Stated task ▸ What follows is a set of records; restate each one word for word and drop the pictures.
BEGIN Data lines
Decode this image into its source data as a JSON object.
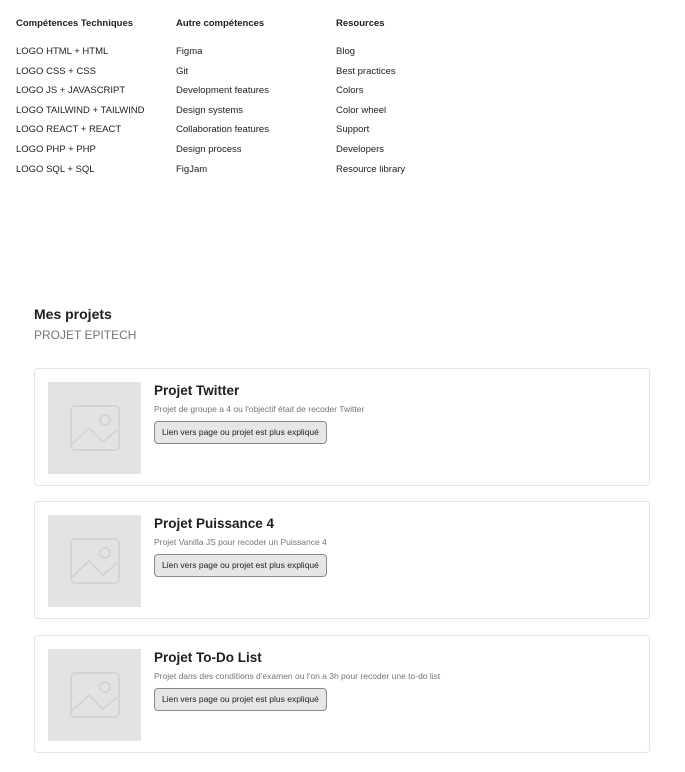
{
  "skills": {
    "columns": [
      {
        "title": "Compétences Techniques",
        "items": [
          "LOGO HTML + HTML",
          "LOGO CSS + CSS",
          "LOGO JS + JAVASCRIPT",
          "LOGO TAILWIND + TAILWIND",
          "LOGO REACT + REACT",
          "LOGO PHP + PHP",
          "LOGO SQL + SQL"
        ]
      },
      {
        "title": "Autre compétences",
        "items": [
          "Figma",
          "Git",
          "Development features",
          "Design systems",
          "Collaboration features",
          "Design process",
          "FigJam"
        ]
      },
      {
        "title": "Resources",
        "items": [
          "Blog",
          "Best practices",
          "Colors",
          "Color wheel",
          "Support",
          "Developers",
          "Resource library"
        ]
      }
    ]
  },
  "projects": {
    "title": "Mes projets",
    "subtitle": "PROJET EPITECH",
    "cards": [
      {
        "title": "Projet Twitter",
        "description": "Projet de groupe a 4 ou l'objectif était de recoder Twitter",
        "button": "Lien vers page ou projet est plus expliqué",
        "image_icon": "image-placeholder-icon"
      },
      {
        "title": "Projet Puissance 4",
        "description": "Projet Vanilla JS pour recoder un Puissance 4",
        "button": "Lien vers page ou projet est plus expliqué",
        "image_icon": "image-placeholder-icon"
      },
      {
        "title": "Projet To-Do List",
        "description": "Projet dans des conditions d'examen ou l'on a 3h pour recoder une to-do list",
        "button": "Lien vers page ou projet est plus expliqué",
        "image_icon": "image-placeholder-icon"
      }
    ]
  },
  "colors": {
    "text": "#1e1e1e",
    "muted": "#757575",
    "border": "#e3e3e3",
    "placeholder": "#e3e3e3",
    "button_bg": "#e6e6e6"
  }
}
END Data lines
Exercise result ▸
Decode this image into its source data as a JSON object.
{
  "skills": {
    "columns": [
      {
        "title": "Compétences Techniques",
        "items": [
          "LOGO HTML + HTML",
          "LOGO CSS + CSS",
          "LOGO JS + JAVASCRIPT",
          "LOGO TAILWIND + TAILWIND",
          "LOGO REACT + REACT",
          "LOGO PHP + PHP",
          "LOGO SQL + SQL"
        ]
      },
      {
        "title": "Autre compétences",
        "items": [
          "Figma",
          "Git",
          "Development features",
          "Design systems",
          "Collaboration features",
          "Design process",
          "FigJam"
        ]
      },
      {
        "title": "Resources",
        "items": [
          "Blog",
          "Best practices",
          "Colors",
          "Color wheel",
          "Support",
          "Developers",
          "Resource library"
        ]
      }
    ]
  },
  "projects": {
    "title": "Mes projets",
    "subtitle": "PROJET EPITECH",
    "cards": [
      {
        "title": "Projet Twitter",
        "description": "Projet de groupe a 4 ou l'objectif était de recoder Twitter",
        "button": "Lien vers page ou projet est plus expliqué",
        "image_icon": "image-placeholder-icon"
      },
      {
        "title": "Projet Puissance 4",
        "description": "Projet Vanilla JS pour recoder un Puissance 4",
        "button": "Lien vers page ou projet est plus expliqué",
        "image_icon": "image-placeholder-icon"
      },
      {
        "title": "Projet To-Do List",
        "description": "Projet dans des conditions d'examen ou l'on a 3h pour recoder une to-do list",
        "button": "Lien vers page ou projet est plus expliqué",
        "image_icon": "image-placeholder-icon"
      }
    ]
  },
  "colors": {
    "text": "#1e1e1e",
    "muted": "#757575",
    "border": "#e3e3e3",
    "placeholder": "#e3e3e3",
    "button_bg": "#e6e6e6"
  }
}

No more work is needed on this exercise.